-- WRITTEN INSTRUCTION --
Identify the lines holding "контуров" and copy them.

.....

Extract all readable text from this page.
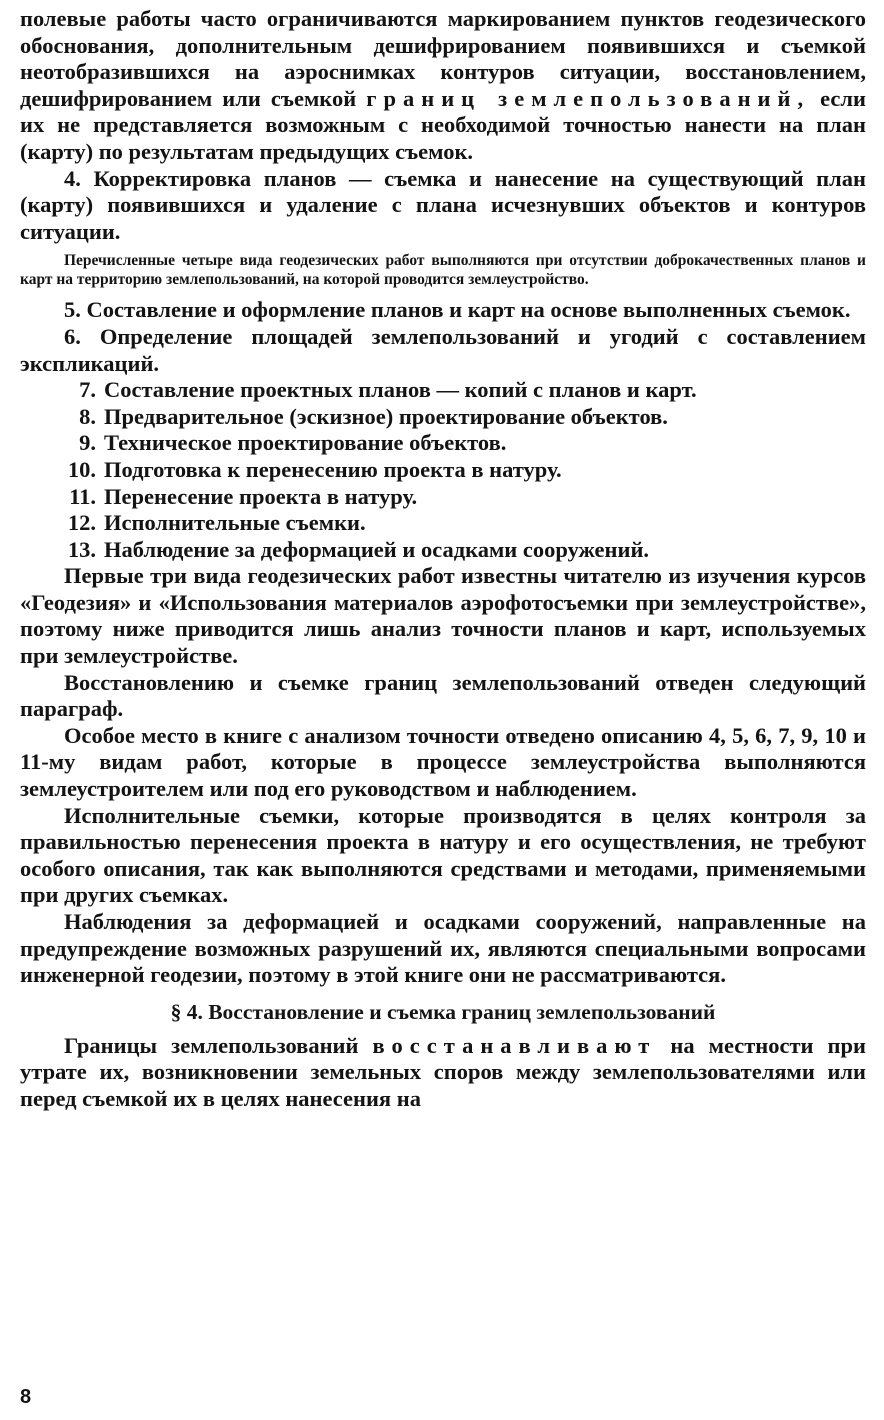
полевые работы часто ограничиваются маркированием пунктов геодезического обоснования, дополнительным дешифрированием появившихся и съемкой неотобразившихся на аэроснимках контуров ситуации, восстановлением, дешифрированием или съемкой границ землепользований, если их не представляется возможным с необходимой точностью нанести на план (карту) по результатам предыдущих съемок.

4. Корректировка планов — съемка и нанесение на существующий план (карту) появившихся и удаление с плана исчезнувших объектов и контуров ситуации.

Перечисленные четыре вида геодезических работ выполняются при отсутствии доброкачественных планов и карт на территорию землепользований, на которой проводится землеустройство.

5. Составление и оформление планов и карт на основе выполненных съемок.

6. Определение площадей землепользований и угодий с составлением экспликаций.

7. Составление проектных планов — копий с планов и карт.
8. Предварительное (эскизное) проектирование объектов.
9. Техническое проектирование объектов.
10. Подготовка к перенесению проекта в натуру.
11. Перенесение проекта в натуру.
12. Исполнительные съемки.
13. Наблюдение за деформацией и осадками сооружений.

Первые три вида геодезических работ известны читателю из изучения курсов «Геодезия» и «Использования материалов аэрофотосъемки при землеустройстве», поэтому ниже приводится лишь анализ точности планов и карт, используемых при землеустройстве.

Восстановлению и съемке границ землепользований отведен следующий параграф.

Особое место в книге с анализом точности отведено описанию 4, 5, 6, 7, 9, 10 и 11-му видам работ, которые в процессе землеустройства выполняются землеустроителем или под его руководством и наблюдением.

Исполнительные съемки, которые производятся в целях контроля за правильностью перенесения проекта в натуру и его осуществления, не требуют особого описания, так как выполняются средствами и методами, применяемыми при других съемках.

Наблюдения за деформацией и осадками сооружений, направленные на предупреждение возможных разрушений их, являются специальными вопросами инженерной геодезии, поэтому в этой книге они не рассматриваются.

§ 4. Восстановление и съемка границ землепользований

Границы землепользований восстанавливают на местности при утрате их, возникновении земельных споров между землепользователями или перед съемкой их в целях нанесения на

8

.....

-- PROBLEM SOLUTION --
полевые работы часто ограничиваются маркированием пунктов геодезического обоснования, дополнительным дешифрированием появившихся и съемкой неотобразившихся на аэроснимках контуров ситуации, восстановлением, дешифрированием или съемкой границ землепользований, если их не представляется возможным с необходимой точностью нанести на план (карту) по результатам предыдущих съемок.
4. Корректировка планов — съемка и нанесение на существующий план (карту) появившихся и удаление с плана исчезнувших объектов и контуров ситуации.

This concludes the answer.